Records ▸
######

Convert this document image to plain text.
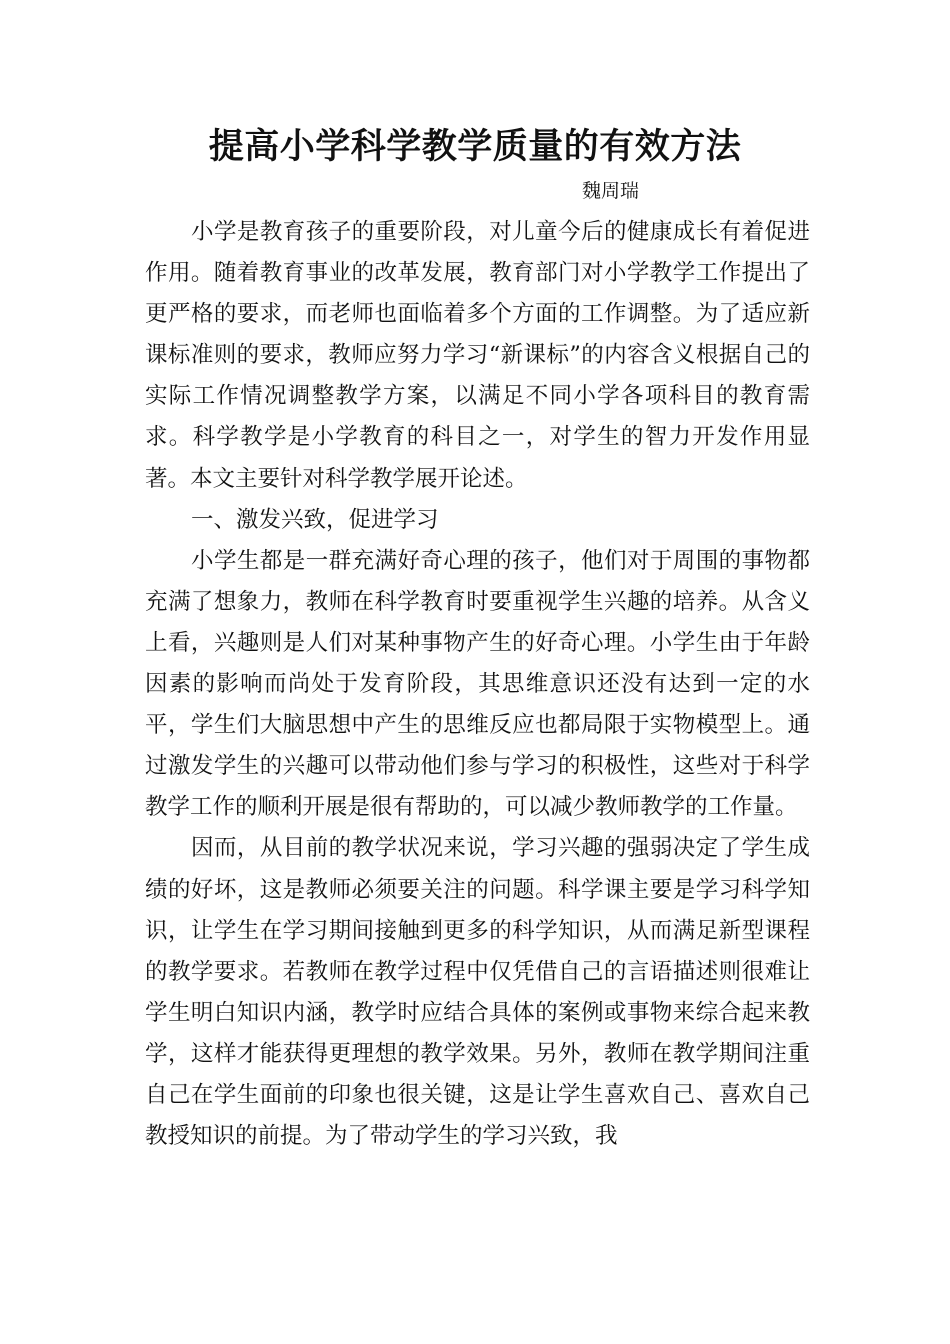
提高小学科学教学质量的有效方法
魏周瑞

小学是教育孩子的重要阶段，对儿童今后的健康成长有着促进作用。随着教育事业的改革发展，教育部门对小学教学工作提出了更严格的要求，而老师也面临着多个方面的工作调整。为了适应新课标准则的要求，教师应努力学习“新课标”的内容含义根据自己的实际工作情况调整教学方案，以满足不同小学各项科目的教育需求。科学教学是小学教育的科目之一，对学生的智力开发作用显著。本文主要针对科学教学展开论述。

一、激发兴致，促进学习

小学生都是一群充满好奇心理的孩子，他们对于周围的事物都充满了想象力，教师在科学教育时要重视学生兴趣的培养。从含义上看，兴趣则是人们对某种事物产生的好奇心理。小学生由于年龄因素的影响而尚处于发育阶段，其思维意识还没有达到一定的水平，学生们大脑思想中产生的思维反应也都局限于实物模型上。通过激发学生的兴趣可以带动他们参与学习的积极性，这些对于科学教学工作的顺利开展是很有帮助的，可以减少教师教学的工作量。

因而，从目前的教学状况来说，学习兴趣的强弱决定了学生成绩的好坏，这是教师必须要关注的问题。科学课主要是学习科学知识，让学生在学习期间接触到更多的科学知识，从而满足新型课程的教学要求。若教师在教学过程中仅凭借自己的言语描述则很难让学生明白知识内涵，教学时应结合具体的案例或事物来综合起来教学，这样才能获得更理想的教学效果。另外，教师在教学期间注重自己在学生面前的印象也很关键，这是让学生喜欢自己、喜欢自己教授知识的前提。为了带动学生的学习兴致，我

######

Your objective ▸
Give all the entries again exactly, dropping each picture.

Task answer ▸
Convert this document image to plain text.
提高小学科学教学质量的有效方法
魏周瑞

小学是教育孩子的重要阶段，对儿童今后的健康成长有着促进作用。随着教育事业的改革发展，教育部门对小学教学工作提出了更严格的要求，而老师也面临着多个方面的工作调整。为了适应新课标准则的要求，教师应努力学习“新课标”的内容含义根据自己的实际工作情况调整教学方案，以满足不同小学各项科目的教育需求。科学教学是小学教育的科目之一，对学生的智力开发作用显著。本文主要针对科学教学展开论述。

一、激发兴致，促进学习

小学生都是一群充满好奇心理的孩子，他们对于周围的事物都充满了想象力，教师在科学教育时要重视学生兴趣的培养。从含义上看，兴趣则是人们对某种事物产生的好奇心理。小学生由于年龄因素的影响而尚处于发育阶段，其思维意识还没有达到一定的水平，学生们大脑思想中产生的思维反应也都局限于实物模型上。通过激发学生的兴趣可以带动他们参与学习的积极性，这些对于科学教学工作的顺利开展是很有帮助的，可以减少教师教学的工作量。

因而，从目前的教学状况来说，学习兴趣的强弱决定了学生成绩的好坏，这是教师必须要关注的问题。科学课主要是学习科学知识，让学生在学习期间接触到更多的科学知识，从而满足新型课程的教学要求。若教师在教学过程中仅凭借自己的言语描述则很难让学生明白知识内涵，教学时应结合具体的案例或事物来综合起来教学，这样才能获得更理想的教学效果。另外，教师在教学期间注重自己在学生面前的印象也很关键，这是让学生喜欢自己、喜欢自己教授知识的前提。为了带动学生的学习兴致，我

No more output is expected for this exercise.